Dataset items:
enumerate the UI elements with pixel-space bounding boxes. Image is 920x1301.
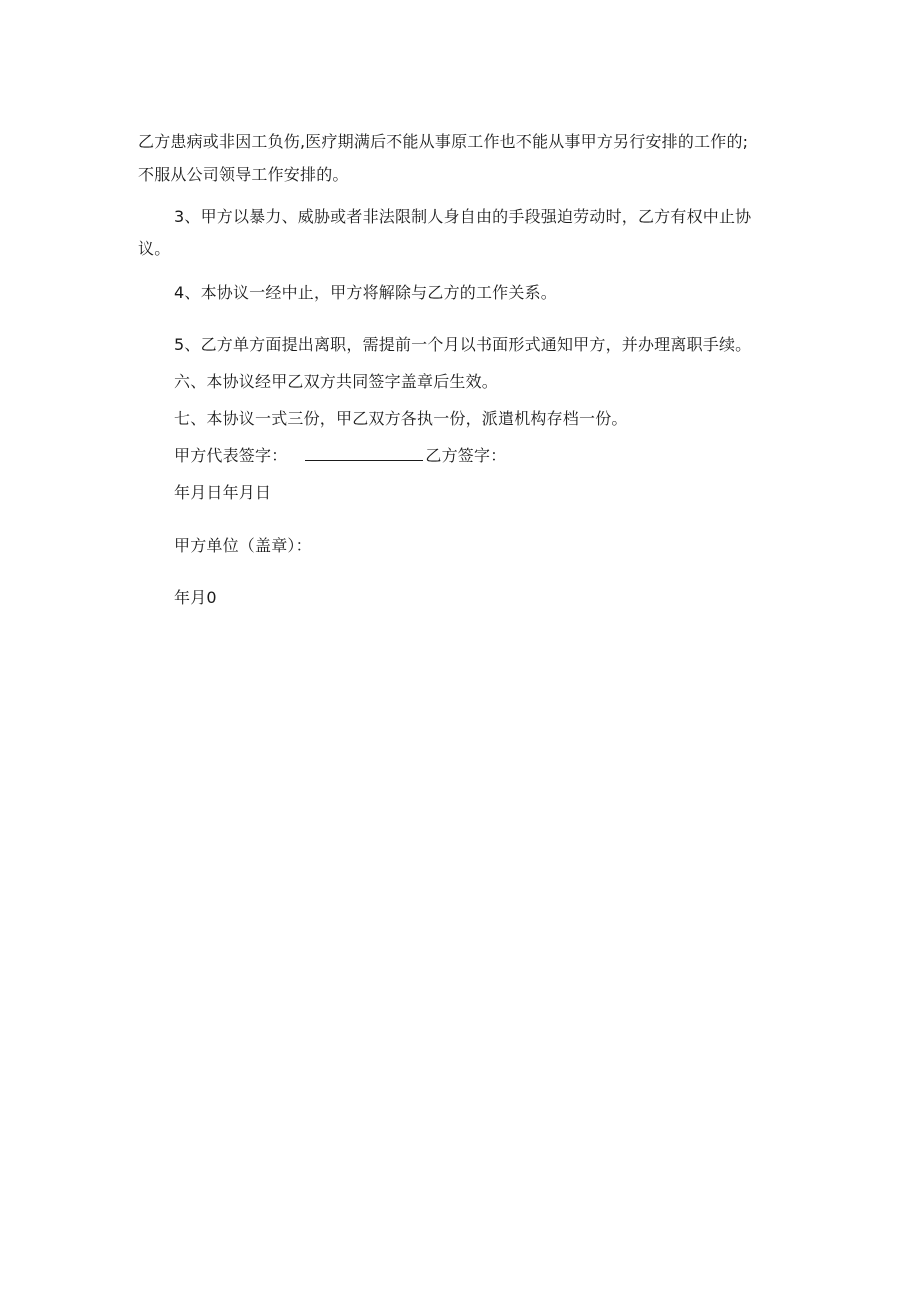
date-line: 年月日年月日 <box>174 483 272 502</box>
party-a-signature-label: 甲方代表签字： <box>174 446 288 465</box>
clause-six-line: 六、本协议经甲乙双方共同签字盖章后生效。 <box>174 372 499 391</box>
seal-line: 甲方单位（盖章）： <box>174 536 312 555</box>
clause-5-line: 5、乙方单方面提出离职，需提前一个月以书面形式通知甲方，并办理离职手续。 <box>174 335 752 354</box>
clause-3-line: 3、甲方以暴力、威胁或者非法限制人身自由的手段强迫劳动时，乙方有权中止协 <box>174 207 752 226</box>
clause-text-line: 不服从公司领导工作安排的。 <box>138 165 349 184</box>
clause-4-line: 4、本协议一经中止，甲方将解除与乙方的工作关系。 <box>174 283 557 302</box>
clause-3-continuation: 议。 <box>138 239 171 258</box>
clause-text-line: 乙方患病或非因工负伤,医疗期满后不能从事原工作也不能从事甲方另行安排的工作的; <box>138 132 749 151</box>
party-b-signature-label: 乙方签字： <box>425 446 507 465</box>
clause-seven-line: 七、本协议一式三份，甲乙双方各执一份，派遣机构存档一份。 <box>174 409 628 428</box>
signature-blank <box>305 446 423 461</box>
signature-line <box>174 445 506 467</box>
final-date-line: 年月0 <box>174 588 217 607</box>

Written request: Express the data lines as a JSON list of strings, one string per line with blank lines omitted, covering only those from the line containing "date-line: 年月日年月日 <box>174 483 272 502</box>" through the end of the data, inclusive.

Task response:
[
  "date-line: 年月日年月日 <box>174 483 272 502</box>",
  "party-a-signature-label: 甲方代表签字： <box>174 446 288 465</box>",
  "clause-six-line: 六、本协议经甲乙双方共同签字盖章后生效。 <box>174 372 499 391</box>",
  "seal-line: 甲方单位（盖章）： <box>174 536 312 555</box>",
  "clause-5-line: 5、乙方单方面提出离职，需提前一个月以书面形式通知甲方，并办理离职手续。 <box>174 335 752 354</box>",
  "clause-3-line: 3、甲方以暴力、威胁或者非法限制人身自由的手段强迫劳动时，乙方有权中止协 <box>174 207 752 226</box>",
  "clause-text-line: 不服从公司领导工作安排的。 <box>138 165 349 184</box>",
  "clause-4-line: 4、本协议一经中止，甲方将解除与乙方的工作关系。 <box>174 283 557 302</box>",
  "clause-3-continuation: 议。 <box>138 239 171 258</box>",
  "clause-text-line: 乙方患病或非因工负伤,医疗期满后不能从事原工作也不能从事甲方另行安排的工作的; <box>138 132 749 151</box>",
  "party-b-signature-label: 乙方签字： <box>425 446 507 465</box>",
  "clause-seven-line: 七、本协议一式三份，甲乙双方各执一份，派遣机构存档一份。 <box>174 409 628 428</box>",
  "signature-blank <box>305 446 423 461</box>",
  "signature-line <box>174 445 506 467</box>",
  "final-date-line: 年月0 <box>174 588 217 607</box>"
]